### [PROBLEM DETAILS]
Give every line from the entries that contains "background".

### [RECORD EXCERPTS]
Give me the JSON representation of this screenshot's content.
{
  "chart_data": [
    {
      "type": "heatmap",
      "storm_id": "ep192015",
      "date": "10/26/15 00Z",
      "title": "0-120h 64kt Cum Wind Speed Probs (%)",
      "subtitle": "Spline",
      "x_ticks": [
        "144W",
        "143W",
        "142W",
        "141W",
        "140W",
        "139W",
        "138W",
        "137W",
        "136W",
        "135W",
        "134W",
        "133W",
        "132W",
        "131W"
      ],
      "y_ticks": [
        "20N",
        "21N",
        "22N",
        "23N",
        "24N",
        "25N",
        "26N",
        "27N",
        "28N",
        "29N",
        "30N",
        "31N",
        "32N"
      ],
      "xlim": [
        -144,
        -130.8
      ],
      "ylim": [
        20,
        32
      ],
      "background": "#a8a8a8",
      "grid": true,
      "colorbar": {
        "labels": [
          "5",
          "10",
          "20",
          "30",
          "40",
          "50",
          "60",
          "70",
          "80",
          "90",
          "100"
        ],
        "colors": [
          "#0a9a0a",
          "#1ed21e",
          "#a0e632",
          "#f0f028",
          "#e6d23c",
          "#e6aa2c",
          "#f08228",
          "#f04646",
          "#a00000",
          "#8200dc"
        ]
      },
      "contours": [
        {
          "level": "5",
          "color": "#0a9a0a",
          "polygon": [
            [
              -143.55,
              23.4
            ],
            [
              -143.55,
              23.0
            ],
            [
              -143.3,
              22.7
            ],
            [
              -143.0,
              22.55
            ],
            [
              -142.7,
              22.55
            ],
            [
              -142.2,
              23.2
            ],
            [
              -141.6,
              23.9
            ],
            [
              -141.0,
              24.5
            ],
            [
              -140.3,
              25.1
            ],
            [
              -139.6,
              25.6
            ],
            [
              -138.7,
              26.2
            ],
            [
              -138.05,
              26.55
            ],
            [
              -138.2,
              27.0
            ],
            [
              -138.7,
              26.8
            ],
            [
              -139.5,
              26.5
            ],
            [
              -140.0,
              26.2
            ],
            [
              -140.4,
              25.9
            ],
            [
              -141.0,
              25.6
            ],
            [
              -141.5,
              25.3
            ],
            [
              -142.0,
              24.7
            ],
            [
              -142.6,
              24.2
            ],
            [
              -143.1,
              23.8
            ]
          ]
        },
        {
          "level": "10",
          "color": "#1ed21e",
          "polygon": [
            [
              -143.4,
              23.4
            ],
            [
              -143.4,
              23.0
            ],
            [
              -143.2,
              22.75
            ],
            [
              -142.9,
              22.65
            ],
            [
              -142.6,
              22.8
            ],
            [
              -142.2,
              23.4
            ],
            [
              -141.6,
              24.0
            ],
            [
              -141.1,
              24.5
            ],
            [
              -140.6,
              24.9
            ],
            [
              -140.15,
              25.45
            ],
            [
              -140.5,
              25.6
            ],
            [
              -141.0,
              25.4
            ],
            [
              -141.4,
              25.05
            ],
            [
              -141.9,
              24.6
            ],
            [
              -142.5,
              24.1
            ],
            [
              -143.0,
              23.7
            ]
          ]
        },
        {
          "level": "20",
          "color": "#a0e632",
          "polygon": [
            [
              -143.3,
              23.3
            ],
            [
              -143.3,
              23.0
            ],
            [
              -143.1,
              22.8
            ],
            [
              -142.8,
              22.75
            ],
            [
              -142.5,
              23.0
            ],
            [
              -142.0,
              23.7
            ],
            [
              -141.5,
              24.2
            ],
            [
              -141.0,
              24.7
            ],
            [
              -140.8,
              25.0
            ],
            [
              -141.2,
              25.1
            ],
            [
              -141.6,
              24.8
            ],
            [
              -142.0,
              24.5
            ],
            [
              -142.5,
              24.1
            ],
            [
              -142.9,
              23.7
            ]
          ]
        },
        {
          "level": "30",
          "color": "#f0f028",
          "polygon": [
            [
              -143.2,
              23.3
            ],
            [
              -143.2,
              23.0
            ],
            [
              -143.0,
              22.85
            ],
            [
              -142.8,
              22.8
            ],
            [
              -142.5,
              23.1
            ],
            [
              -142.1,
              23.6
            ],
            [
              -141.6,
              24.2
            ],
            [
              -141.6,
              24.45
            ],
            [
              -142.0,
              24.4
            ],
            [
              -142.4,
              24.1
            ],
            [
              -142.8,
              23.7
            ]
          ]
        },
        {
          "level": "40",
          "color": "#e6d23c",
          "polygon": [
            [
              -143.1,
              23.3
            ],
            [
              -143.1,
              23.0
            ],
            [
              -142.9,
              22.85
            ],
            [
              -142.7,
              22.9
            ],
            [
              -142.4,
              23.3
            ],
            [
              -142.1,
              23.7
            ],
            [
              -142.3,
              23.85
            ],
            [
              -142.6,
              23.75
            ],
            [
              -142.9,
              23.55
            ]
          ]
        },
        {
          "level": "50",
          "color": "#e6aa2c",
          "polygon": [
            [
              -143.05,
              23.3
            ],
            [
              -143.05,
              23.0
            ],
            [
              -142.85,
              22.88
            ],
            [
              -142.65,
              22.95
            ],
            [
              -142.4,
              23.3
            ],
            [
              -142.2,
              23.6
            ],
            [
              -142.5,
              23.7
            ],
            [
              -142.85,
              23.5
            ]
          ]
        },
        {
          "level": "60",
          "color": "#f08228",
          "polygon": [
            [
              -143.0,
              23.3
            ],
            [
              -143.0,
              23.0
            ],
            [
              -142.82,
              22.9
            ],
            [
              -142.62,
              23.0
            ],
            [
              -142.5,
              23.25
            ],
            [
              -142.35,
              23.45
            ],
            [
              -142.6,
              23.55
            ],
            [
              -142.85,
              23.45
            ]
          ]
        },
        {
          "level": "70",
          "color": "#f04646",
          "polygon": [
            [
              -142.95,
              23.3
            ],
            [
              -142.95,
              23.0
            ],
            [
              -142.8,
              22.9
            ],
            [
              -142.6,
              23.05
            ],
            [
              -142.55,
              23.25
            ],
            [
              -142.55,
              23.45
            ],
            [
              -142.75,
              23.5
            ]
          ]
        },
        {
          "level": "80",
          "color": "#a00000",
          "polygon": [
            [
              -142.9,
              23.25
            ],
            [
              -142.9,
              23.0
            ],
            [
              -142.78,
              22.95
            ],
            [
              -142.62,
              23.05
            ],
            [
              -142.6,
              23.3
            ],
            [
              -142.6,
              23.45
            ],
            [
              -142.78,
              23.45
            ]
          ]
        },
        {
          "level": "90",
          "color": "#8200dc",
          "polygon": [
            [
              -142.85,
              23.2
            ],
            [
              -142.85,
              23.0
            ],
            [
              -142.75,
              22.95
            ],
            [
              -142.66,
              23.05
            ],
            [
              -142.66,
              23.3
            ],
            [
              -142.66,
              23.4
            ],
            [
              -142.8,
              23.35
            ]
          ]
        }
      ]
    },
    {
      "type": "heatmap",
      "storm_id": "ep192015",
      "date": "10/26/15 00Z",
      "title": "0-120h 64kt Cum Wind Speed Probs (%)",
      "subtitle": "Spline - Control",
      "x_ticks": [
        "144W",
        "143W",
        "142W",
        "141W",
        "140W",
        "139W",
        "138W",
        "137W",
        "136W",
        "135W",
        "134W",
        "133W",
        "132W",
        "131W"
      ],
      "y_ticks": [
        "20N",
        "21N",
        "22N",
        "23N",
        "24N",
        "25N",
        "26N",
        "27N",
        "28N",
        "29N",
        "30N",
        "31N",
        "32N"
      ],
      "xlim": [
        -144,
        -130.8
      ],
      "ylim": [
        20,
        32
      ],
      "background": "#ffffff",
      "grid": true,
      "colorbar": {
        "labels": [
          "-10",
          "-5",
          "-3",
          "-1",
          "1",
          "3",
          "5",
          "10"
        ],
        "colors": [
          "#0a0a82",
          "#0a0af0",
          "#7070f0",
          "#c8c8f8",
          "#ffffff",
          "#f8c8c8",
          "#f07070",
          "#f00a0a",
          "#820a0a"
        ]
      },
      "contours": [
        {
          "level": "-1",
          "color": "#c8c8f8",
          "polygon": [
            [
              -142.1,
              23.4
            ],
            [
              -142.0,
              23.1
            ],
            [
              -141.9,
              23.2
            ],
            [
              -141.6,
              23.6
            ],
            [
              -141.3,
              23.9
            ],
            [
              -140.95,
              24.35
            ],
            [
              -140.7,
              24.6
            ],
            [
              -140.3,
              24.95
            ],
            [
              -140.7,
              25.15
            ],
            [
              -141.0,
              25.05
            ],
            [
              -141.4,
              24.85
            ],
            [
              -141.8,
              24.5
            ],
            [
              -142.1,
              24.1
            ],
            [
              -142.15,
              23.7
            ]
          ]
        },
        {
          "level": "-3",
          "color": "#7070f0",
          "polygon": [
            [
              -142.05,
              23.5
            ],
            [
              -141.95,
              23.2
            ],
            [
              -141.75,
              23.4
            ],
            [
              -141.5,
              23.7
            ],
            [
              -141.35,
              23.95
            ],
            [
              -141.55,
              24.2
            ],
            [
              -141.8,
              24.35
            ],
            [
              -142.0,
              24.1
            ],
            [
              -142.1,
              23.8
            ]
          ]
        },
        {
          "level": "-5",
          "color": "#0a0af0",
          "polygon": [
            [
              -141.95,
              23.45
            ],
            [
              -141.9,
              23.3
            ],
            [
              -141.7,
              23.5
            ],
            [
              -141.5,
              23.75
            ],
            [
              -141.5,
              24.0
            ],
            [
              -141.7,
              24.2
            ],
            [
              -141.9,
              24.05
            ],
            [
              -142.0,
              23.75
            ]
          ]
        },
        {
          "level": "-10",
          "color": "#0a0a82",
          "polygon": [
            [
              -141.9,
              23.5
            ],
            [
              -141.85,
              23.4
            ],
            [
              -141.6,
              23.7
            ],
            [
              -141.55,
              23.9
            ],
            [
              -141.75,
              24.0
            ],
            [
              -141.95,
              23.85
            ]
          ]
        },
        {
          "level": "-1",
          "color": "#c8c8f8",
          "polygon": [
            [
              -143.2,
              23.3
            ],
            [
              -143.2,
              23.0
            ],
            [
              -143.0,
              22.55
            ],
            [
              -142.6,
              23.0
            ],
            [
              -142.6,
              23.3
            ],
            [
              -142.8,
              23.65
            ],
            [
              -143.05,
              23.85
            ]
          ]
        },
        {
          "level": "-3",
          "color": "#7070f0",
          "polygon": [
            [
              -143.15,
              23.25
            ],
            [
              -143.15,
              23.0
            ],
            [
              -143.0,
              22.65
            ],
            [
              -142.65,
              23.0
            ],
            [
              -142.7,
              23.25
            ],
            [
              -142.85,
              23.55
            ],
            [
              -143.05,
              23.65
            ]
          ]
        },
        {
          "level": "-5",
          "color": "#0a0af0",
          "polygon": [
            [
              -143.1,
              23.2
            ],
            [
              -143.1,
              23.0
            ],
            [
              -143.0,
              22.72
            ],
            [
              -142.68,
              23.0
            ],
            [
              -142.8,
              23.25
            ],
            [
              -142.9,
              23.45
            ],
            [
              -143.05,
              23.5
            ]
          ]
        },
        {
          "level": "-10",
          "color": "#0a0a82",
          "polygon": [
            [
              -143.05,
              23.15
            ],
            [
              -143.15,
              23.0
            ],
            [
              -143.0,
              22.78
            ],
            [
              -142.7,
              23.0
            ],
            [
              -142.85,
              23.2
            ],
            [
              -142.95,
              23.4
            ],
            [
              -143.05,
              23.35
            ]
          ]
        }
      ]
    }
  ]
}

### [CORRECT RESPONSE]
      "background": "#a8a8a8",
      "background": "#ffffff",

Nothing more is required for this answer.